── Dataset entries ──
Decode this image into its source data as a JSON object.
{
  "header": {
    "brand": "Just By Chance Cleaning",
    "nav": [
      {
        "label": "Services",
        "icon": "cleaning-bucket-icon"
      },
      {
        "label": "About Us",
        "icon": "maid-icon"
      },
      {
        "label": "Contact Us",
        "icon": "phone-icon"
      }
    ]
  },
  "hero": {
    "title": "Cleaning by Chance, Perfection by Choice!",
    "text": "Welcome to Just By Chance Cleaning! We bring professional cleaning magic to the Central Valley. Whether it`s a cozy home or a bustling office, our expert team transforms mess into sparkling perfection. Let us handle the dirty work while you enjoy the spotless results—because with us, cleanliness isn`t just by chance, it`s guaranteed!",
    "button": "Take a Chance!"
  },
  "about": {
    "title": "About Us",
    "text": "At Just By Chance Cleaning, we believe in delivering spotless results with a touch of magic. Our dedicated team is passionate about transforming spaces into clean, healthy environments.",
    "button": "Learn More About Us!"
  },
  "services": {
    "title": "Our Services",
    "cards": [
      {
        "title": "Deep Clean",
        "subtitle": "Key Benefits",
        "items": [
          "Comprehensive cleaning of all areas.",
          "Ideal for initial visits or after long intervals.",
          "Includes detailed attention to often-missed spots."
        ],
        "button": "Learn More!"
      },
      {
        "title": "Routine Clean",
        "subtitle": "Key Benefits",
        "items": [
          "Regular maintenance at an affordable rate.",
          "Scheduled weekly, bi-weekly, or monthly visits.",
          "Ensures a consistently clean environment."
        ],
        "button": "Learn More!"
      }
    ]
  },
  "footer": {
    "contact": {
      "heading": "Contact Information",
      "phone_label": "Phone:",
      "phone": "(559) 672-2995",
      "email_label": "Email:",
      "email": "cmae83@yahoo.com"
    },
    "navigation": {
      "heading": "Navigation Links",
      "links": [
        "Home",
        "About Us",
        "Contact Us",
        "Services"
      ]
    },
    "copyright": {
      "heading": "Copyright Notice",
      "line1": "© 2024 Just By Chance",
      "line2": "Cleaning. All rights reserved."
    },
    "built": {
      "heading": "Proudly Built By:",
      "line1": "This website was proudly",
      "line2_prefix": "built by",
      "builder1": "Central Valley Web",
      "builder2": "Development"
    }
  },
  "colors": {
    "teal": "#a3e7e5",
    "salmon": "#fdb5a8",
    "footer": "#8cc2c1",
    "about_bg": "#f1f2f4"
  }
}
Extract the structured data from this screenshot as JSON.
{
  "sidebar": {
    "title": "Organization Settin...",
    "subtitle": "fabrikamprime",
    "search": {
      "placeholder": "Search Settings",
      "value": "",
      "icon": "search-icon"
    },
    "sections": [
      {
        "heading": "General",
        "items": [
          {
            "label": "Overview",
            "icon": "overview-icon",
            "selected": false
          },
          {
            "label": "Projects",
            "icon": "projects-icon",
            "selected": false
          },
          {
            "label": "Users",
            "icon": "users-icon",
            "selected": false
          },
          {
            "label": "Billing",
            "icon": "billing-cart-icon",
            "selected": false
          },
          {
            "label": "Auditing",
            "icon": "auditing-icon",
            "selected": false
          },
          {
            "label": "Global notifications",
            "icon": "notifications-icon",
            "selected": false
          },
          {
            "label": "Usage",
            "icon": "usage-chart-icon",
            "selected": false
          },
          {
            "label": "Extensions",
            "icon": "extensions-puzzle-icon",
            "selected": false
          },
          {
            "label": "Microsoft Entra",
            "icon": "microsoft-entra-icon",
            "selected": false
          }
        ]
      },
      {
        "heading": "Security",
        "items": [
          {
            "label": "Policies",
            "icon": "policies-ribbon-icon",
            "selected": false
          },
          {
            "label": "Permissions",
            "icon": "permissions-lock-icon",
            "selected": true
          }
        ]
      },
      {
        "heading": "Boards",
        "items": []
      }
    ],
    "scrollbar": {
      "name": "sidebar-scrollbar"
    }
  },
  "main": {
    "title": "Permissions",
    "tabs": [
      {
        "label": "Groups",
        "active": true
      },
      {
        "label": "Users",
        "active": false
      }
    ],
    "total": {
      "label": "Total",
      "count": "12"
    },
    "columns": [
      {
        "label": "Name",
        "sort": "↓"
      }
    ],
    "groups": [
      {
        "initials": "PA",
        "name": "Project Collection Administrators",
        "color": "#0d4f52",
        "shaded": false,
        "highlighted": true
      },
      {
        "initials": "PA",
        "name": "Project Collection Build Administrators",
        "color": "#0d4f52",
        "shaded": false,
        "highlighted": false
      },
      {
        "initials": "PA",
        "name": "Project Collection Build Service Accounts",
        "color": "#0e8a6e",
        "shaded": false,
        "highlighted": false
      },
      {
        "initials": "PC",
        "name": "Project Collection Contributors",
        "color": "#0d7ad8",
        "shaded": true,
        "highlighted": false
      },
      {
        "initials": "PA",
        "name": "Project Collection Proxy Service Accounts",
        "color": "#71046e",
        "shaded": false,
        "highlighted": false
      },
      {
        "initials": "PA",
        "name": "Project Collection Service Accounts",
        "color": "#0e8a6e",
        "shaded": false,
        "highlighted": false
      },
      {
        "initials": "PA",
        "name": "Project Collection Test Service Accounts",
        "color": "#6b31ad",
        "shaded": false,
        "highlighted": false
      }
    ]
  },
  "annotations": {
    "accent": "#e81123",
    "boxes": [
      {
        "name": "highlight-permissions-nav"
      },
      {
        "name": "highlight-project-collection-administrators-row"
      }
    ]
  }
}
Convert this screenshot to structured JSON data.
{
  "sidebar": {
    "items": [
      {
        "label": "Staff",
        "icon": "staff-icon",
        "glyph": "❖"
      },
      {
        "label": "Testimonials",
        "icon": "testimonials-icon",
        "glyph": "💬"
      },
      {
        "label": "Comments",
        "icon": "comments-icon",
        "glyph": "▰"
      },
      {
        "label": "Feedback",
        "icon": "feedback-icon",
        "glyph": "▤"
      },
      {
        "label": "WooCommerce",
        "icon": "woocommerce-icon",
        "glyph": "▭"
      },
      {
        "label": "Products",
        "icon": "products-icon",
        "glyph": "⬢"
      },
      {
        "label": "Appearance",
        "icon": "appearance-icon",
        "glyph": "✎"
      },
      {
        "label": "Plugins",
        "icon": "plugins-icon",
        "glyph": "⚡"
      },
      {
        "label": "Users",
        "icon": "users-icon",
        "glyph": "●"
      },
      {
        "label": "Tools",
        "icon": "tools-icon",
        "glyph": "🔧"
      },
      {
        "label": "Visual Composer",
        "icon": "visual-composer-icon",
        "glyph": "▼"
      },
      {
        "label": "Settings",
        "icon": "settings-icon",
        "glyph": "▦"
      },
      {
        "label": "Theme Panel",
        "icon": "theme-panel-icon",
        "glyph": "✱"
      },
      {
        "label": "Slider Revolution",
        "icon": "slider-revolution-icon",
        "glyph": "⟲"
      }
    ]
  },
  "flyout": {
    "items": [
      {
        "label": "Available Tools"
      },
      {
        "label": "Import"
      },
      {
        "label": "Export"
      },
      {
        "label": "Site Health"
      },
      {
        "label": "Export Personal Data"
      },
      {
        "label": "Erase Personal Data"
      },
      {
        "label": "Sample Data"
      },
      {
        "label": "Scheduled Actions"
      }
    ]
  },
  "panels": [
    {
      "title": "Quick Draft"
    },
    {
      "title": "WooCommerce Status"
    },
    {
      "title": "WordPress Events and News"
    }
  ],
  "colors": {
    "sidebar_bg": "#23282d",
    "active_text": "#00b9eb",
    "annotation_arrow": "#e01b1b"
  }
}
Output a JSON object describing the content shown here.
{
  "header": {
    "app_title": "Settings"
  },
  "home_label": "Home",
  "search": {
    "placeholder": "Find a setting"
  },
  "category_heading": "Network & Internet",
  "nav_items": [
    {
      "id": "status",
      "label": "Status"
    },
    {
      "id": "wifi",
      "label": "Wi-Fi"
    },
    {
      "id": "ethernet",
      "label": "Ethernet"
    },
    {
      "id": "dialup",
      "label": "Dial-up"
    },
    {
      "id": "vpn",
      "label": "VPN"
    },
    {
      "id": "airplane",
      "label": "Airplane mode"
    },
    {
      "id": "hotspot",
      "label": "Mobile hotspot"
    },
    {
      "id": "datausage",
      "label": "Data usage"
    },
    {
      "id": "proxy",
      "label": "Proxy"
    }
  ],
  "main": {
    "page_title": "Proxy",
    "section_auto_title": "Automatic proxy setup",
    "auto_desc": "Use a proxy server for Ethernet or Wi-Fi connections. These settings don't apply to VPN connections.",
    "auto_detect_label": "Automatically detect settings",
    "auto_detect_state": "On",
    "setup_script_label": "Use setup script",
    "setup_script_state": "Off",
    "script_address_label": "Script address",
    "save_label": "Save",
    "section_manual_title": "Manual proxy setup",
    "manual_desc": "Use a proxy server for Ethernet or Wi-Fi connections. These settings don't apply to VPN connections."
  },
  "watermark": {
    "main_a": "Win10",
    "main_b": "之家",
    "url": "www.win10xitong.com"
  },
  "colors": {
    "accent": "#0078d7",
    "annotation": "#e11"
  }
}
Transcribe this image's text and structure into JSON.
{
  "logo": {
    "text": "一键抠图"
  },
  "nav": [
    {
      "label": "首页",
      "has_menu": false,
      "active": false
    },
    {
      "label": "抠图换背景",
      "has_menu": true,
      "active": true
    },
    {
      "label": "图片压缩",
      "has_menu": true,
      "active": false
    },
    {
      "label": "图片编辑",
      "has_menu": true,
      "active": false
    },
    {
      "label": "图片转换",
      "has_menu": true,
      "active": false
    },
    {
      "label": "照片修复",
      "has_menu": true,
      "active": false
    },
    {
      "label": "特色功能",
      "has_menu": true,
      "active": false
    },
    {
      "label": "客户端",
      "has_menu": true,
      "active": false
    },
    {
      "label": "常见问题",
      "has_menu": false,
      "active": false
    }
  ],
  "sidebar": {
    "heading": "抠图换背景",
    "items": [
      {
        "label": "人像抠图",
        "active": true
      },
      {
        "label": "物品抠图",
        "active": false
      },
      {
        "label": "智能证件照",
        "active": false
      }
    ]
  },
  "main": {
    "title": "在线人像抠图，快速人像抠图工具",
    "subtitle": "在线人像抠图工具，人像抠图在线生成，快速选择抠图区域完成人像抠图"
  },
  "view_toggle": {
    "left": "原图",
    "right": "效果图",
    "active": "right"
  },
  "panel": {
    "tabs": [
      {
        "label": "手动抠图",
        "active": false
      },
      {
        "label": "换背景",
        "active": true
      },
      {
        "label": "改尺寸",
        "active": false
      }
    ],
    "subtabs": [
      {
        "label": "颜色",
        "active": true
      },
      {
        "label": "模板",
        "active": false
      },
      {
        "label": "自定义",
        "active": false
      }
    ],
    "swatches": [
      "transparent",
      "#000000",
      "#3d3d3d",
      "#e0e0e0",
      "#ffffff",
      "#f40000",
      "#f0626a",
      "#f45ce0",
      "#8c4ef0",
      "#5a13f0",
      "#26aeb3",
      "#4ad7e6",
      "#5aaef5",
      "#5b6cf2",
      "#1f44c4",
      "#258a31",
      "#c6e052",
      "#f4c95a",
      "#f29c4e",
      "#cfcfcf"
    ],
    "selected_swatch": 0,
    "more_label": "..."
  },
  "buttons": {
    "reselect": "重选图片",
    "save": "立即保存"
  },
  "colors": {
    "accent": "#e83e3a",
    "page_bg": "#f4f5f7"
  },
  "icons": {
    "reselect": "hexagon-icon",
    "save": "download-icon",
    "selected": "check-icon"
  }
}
───
§ **To do**: Copy all lines from the listing that contain "Chance".

§ **Completed exercise**:
    "brand": "Just By Chance Cleaning",
    "title": "Cleaning by Chance, Perfection by Choice!",
    "text": "Welcome to Just By Chance Cleaning! We bring professional cleaning magic to the Central Valley. Whether it`s a cozy home or a bustling office, our expert team transforms mess into sparkling perfection. Let us handle the dirty work while you enjoy the spotless results—because with us, cleanliness isn`t just by chance, it`s guaranteed!",
    "button": "Take a Chance!"
    "text": "At Just By Chance Cleaning, we believe in delivering spotless results with a touch of magic. Our dedicated team is passionate about transforming spaces into clean, healthy environments.",
      "line1": "© 2024 Just By Chance",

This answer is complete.